● Material to process
-----

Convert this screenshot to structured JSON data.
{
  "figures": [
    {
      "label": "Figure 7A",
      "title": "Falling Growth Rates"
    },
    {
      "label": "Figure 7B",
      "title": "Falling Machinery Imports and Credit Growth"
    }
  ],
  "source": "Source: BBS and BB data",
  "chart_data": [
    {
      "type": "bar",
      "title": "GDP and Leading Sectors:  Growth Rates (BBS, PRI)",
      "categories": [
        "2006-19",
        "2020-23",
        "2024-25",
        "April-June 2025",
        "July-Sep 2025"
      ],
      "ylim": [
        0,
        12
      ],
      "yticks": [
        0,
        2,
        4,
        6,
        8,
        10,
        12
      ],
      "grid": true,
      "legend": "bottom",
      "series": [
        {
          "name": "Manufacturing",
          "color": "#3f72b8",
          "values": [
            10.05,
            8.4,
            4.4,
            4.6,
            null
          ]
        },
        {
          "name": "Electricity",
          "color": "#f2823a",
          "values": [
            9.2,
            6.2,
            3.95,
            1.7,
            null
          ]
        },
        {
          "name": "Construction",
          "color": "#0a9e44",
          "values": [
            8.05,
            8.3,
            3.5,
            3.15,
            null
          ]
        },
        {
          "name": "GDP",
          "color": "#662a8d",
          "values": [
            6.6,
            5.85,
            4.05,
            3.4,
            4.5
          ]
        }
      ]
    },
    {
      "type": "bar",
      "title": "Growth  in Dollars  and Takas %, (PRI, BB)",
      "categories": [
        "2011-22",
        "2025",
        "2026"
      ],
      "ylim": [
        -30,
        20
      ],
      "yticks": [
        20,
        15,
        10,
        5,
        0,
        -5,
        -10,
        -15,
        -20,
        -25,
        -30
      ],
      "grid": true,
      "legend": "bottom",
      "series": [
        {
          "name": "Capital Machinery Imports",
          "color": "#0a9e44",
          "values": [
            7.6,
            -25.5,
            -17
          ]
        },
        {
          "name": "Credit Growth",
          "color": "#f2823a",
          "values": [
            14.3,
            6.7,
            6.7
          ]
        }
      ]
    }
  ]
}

-----

● What you should do
Extract the complete data, matching each line exactly.

● Exercise solution
Convert this screenshot to structured JSON data.
{
  "figures": [
    {
      "label": "Figure 7A",
      "title": "Falling Growth Rates"
    },
    {
      "label": "Figure 7B",
      "title": "Falling Machinery Imports and Credit Growth"
    }
  ],
  "source": "Source: BBS and BB data",
  "chart_data": [
    {
      "type": "bar",
      "title": "GDP and Leading Sectors:  Growth Rates (BBS, PRI)",
      "categories": [
        "2006-19",
        "2020-23",
        "2024-25",
        "April-June 2025",
        "July-Sep 2025"
      ],
      "ylim": [
        0,
        12
      ],
      "yticks": [
        0,
        2,
        4,
        6,
        8,
        10,
        12
      ],
      "grid": true,
      "legend": "bottom",
      "series": [
        {
          "name": "Manufacturing",
          "color": "#3f72b8",
          "values": [
            10.05,
            8.4,
            4.4,
            4.6,
            null
          ]
        },
        {
          "name": "Electricity",
          "color": "#f2823a",
          "values": [
            9.2,
            6.2,
            3.95,
            1.7,
            null
          ]
        },
        {
          "name": "Construction",
          "color": "#0a9e44",
          "values": [
            8.05,
            8.3,
            3.5,
            3.15,
            null
          ]
        },
        {
          "name": "GDP",
          "color": "#662a8d",
          "values": [
            6.6,
            5.85,
            4.05,
            3.4,
            4.5
          ]
        }
      ]
    },
    {
      "type": "bar",
      "title": "Growth  in Dollars  and Takas %, (PRI, BB)",
      "categories": [
        "2011-22",
        "2025",
        "2026"
      ],
      "ylim": [
        -30,
        20
      ],
      "yticks": [
        20,
        15,
        10,
        5,
        0,
        -5,
        -10,
        -15,
        -20,
        -25,
        -30
      ],
      "grid": true,
      "legend": "bottom",
      "series": [
        {
          "name": "Capital Machinery Imports",
          "color": "#0a9e44",
          "values": [
            7.6,
            -25.5,
            -17
          ]
        },
        {
          "name": "Credit Growth",
          "color": "#f2823a",
          "values": [
            14.3,
            6.7,
            6.7
          ]
        }
      ]
    }
  ]
}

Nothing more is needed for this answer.